### Exercise instructions
Write the listing below out again exactly, dropping the images.

[Saved entries]
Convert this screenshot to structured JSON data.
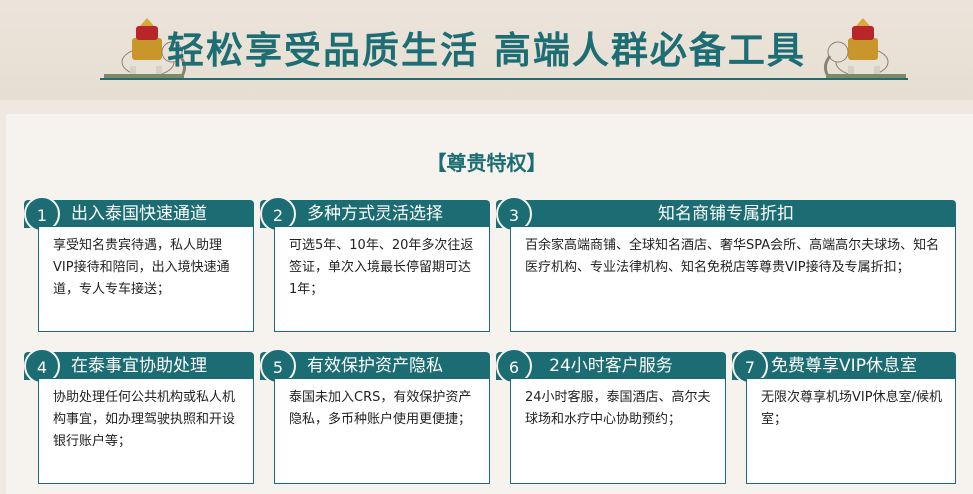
{
  "header": {
    "title": "轻松享受品质生活   高端人群必备工具"
  },
  "section": {
    "title": "【尊贵特权】"
  },
  "cards": [
    {
      "num": "1",
      "title": "出入泰国快速通道",
      "body": "享受知名贵宾待遇，私人助理VIP接待和陪同，出入境快速通道，专人专车接送；"
    },
    {
      "num": "2",
      "title": "多种方式灵活选择",
      "body": "可选5年、10年、20年多次往返签证，单次入境最长停留期可达1年；"
    },
    {
      "num": "3",
      "title": "知名商铺专属折扣",
      "body": "百余家高端商铺、全球知名酒店、奢华SPA会所、高端高尔夫球场、知名医疗机构、专业法律机构、知名免税店等尊贵VIP接待及专属折扣；"
    },
    {
      "num": "4",
      "title": "在泰事宜协助处理",
      "body": "协助处理任何公共机构或私人机构事宜，如办理驾驶执照和开设银行账户等；"
    },
    {
      "num": "5",
      "title": "有效保护资产隐私",
      "body": "泰国未加入CRS，有效保护资产隐私，多币种账户使用更便捷；"
    },
    {
      "num": "6",
      "title": "24小时客户服务",
      "body": "24小时客服，泰国酒店、高尔夫球场和水疗中心协助预约；"
    },
    {
      "num": "7",
      "title": "免费尊享VIP休息室",
      "body": "无限次尊享机场VIP休息室/候机室；"
    }
  ],
  "colors": {
    "accent": "#1b6c73",
    "background": "#efe8e0",
    "panel": "#f6f3ee",
    "elephant_gold": "#c9962c"
  },
  "icons": [
    "elephant-icon"
  ]
}
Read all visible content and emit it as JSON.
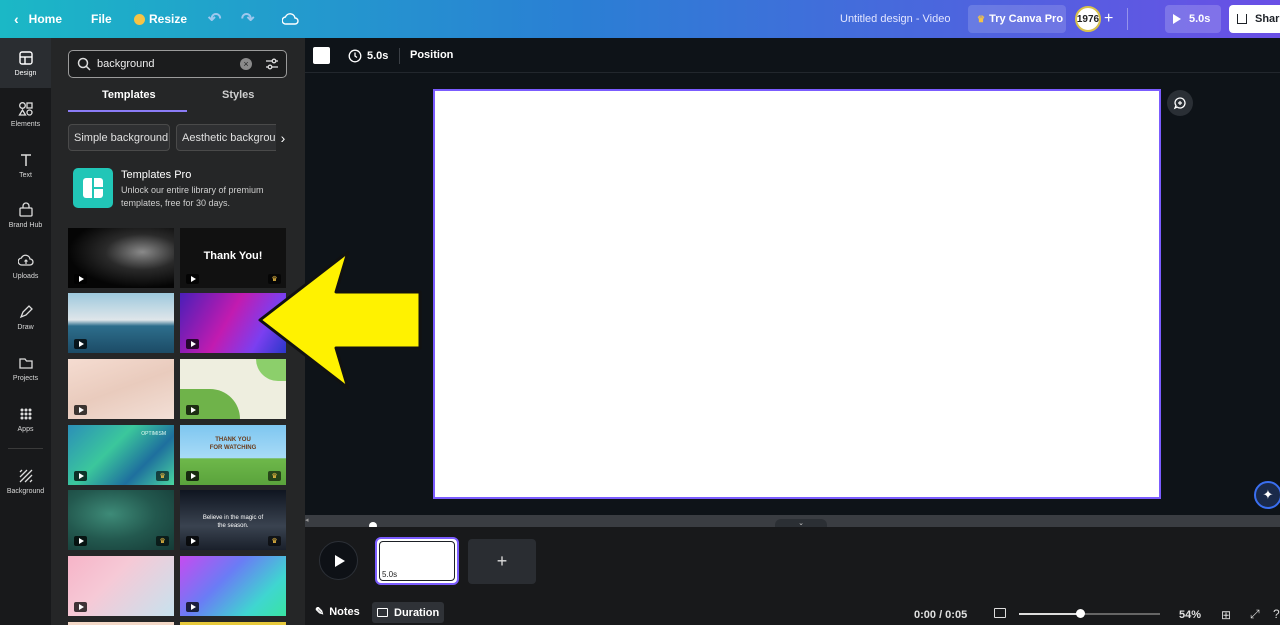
{
  "topbar": {
    "home": "Home",
    "file": "File",
    "resize": "Resize",
    "doc_title": "Untitled design - Video",
    "try_pro": "Try Canva Pro",
    "avatar_text": "1976",
    "play_duration": "5.0s",
    "share": "Share"
  },
  "sidebar": {
    "items": [
      {
        "label": "Design",
        "icon": "design-icon"
      },
      {
        "label": "Elements",
        "icon": "elements-icon"
      },
      {
        "label": "Text",
        "icon": "text-icon"
      },
      {
        "label": "Brand Hub",
        "icon": "brand-hub-icon"
      },
      {
        "label": "Uploads",
        "icon": "uploads-icon"
      },
      {
        "label": "Draw",
        "icon": "draw-icon"
      },
      {
        "label": "Projects",
        "icon": "projects-icon"
      },
      {
        "label": "Apps",
        "icon": "apps-icon"
      },
      {
        "label": "Background",
        "icon": "background-icon"
      }
    ]
  },
  "panel": {
    "search_value": "background",
    "tabs": [
      "Templates",
      "Styles"
    ],
    "chips": [
      "Simple background",
      "Aesthetic background"
    ],
    "promo": {
      "title": "Templates Pro",
      "line1": "Unlock our entire library of premium",
      "line2": "templates, free for 30 days."
    },
    "thumb_texts": {
      "thank_you": "Thank You!",
      "watching_1": "THANK YOU",
      "watching_2": "FOR WATCHING",
      "magic": "Believe in the magic of the season.",
      "optimism": "OPTIMISM"
    }
  },
  "context_bar": {
    "duration": "5.0s",
    "position": "Position"
  },
  "timeline": {
    "clip_duration": "5.0s",
    "notes": "Notes",
    "duration": "Duration",
    "time": "0:00 / 0:05",
    "zoom": "54%"
  },
  "colors": {
    "accent_purple": "#7b5cff",
    "arrow_yellow": "#fff200",
    "crown_gold": "#f6c445"
  }
}
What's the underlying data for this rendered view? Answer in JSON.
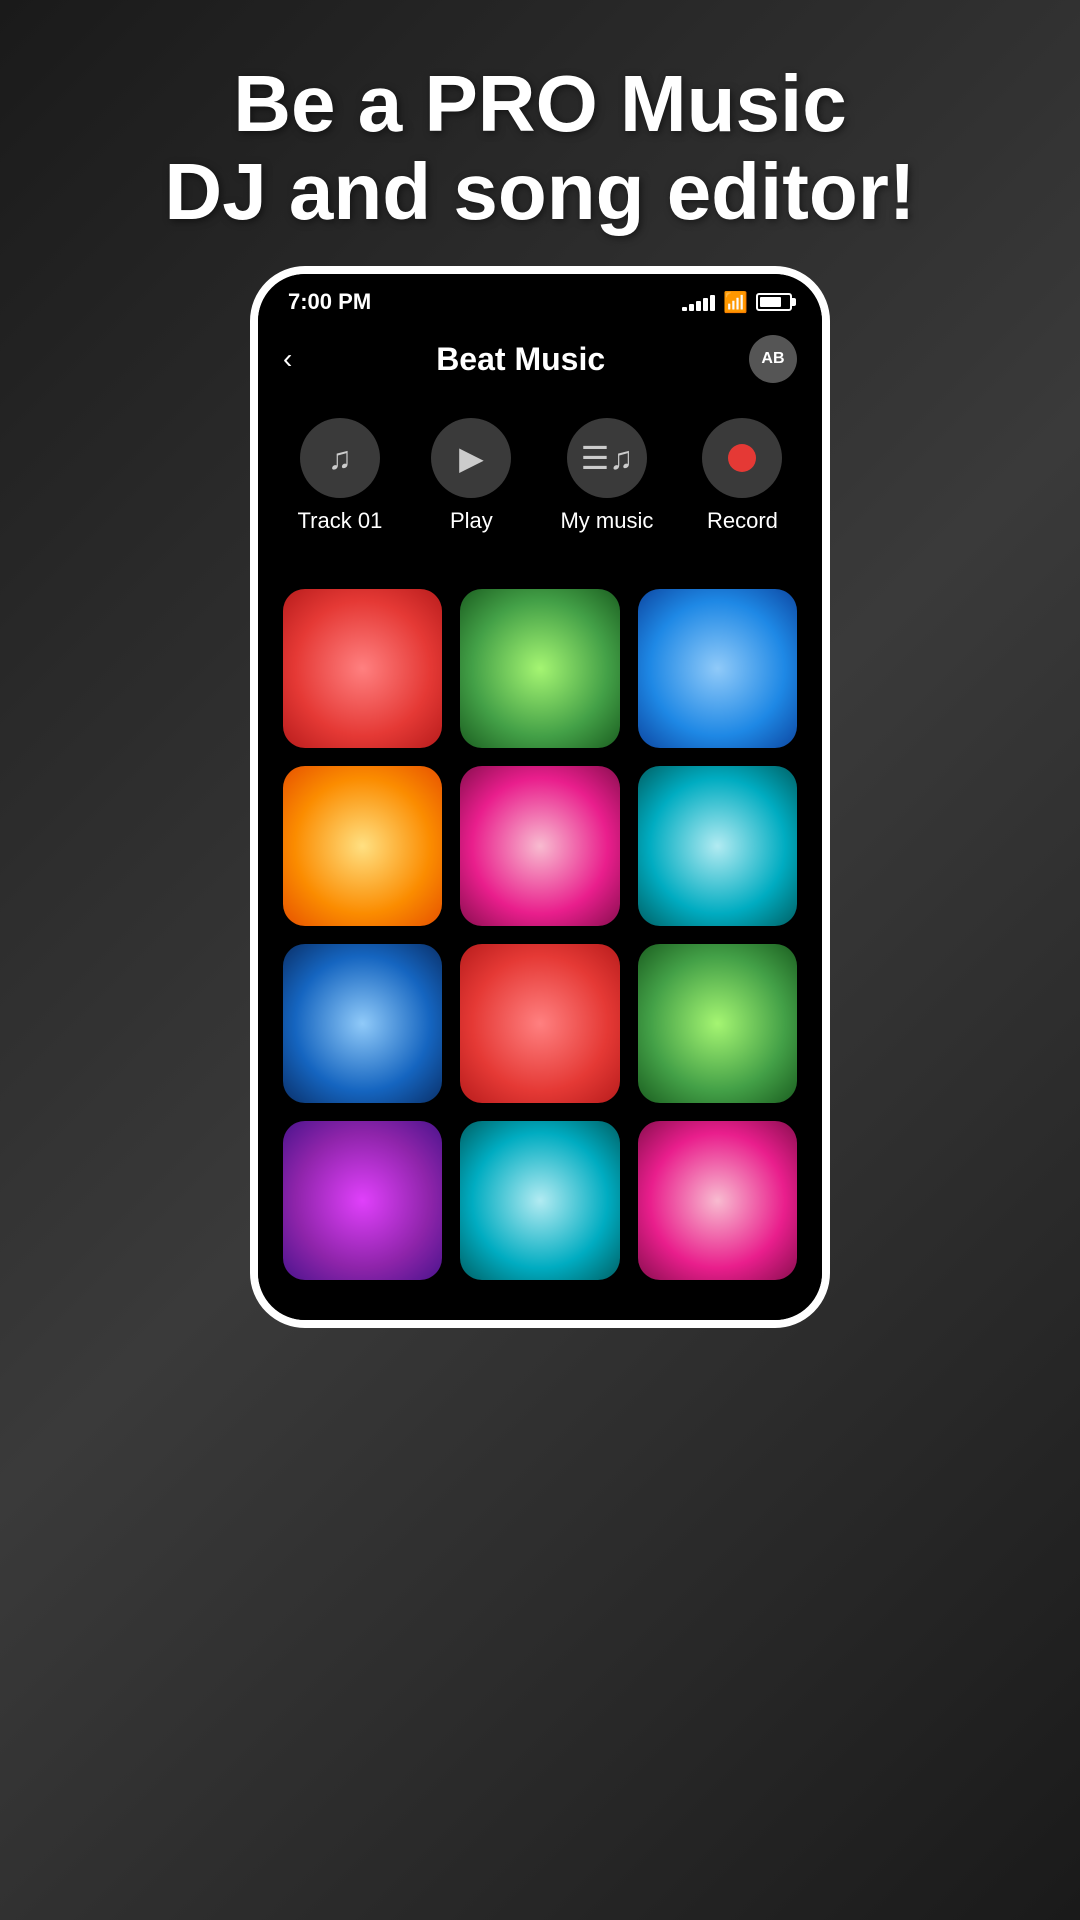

### Result of the exercise
Convert this screenshot to structured JSON data.
{
  "header": {
    "title": "轻松享受品质生活   高端人群必备工具"
  },
  "section": {
    "title": "【尊贵特权】"
  },
  "cards": [
    {
      "num": "1",
      "title": "出入泰国快速通道",
      "body": "享受知名贵宾待遇，私人助理VIP接待和陪同，出入境快速通道，专人专车接送；"
    },
    {
      "num": "2",
      "title": "多种方式灵活选择",
      "body": "可选5年、10年、20年多次往返签证，单次入境最长停留期可达1年；"
    },
    {
      "num": "3",
      "title": "知名商铺专属折扣",
      "body": "百余家高端商铺、全球知名酒店、奢华SPA会所、高端高尔夫球场、知名医疗机构、专业法律机构、知名免税店等尊贵VIP接待及专属折扣；"
    },
    {
      "num": "4",
      "title": "在泰事宜协助处理",
      "body": "协助处理任何公共机构或私人机构事宜，如办理驾驶执照和开设银行账户等；"
    },
    {
      "num": "5",
      "title": "有效保护资产隐私",
      "body": "泰国未加入CRS，有效保护资产隐私，多币种账户使用更便捷；"
    },
    {
      "num": "6",
      "title": "24小时客户服务",
      "body": "24小时客服，泰国酒店、高尔夫球场和水疗中心协助预约；"
    },
    {
      "num": "7",
      "title": "免费尊享VIP休息室",
      "body": "无限次尊享机场VIP休息室/候机室；"
    }
  ],
  "colors": {
    "accent": "#1b6c73",
    "background": "#efe8e0",
    "panel": "#f6f3ee",
    "elephant_gold": "#c9962c"
  },
  "icons": [
    "elephant-icon"
  ]
}
Read all visible content and emit it as JSON.
{
  "topbar": {
    "home": "Home",
    "file": "File",
    "resize": "Resize",
    "doc_title": "Untitled design - Video",
    "try_pro": "Try Canva Pro",
    "avatar_text": "1976",
    "play_duration": "5.0s",
    "share": "Share"
  },
  "sidebar": {
    "items": [
      {
        "label": "Design",
        "icon": "design-icon"
      },
      {
        "label": "Elements",
        "icon": "elements-icon"
      },
      {
        "label": "Text",
        "icon": "text-icon"
      },
      {
        "label": "Brand Hub",
        "icon": "brand-hub-icon"
      },
      {
        "label": "Uploads",
        "icon": "uploads-icon"
      },
      {
        "label": "Draw",
        "icon": "draw-icon"
      },
      {
        "label": "Projects",
        "icon": "projects-icon"
      },
      {
        "label": "Apps",
        "icon": "apps-icon"
      },
      {
        "label": "Background",
        "icon": "background-icon"
      }
    ]
  },
  "panel": {
    "search_value": "background",
    "tabs": [
      "Templates",
      "Styles"
    ],
    "chips": [
      "Simple background",
      "Aesthetic background"
    ],
    "promo": {
      "title": "Templates Pro",
      "line1": "Unlock our entire library of premium",
      "line2": "templates, free for 30 days."
    },
    "thumb_texts": {
      "thank_you": "Thank You!",
      "watching_1": "THANK YOU",
      "watching_2": "FOR WATCHING",
      "magic": "Believe in the magic of the season.",
      "optimism": "OPTIMISM"
    }
  },
  "context_bar": {
    "duration": "5.0s",
    "position": "Position"
  },
  "timeline": {
    "clip_duration": "5.0s",
    "notes": "Notes",
    "duration": "Duration",
    "time": "0:00 / 0:05",
    "zoom": "54%"
  },
  "colors": {
    "accent_purple": "#7b5cff",
    "arrow_yellow": "#fff200",
    "crown_gold": "#f6c445"
  }
}
What's the underlying data for this rendered view? Answer in JSON.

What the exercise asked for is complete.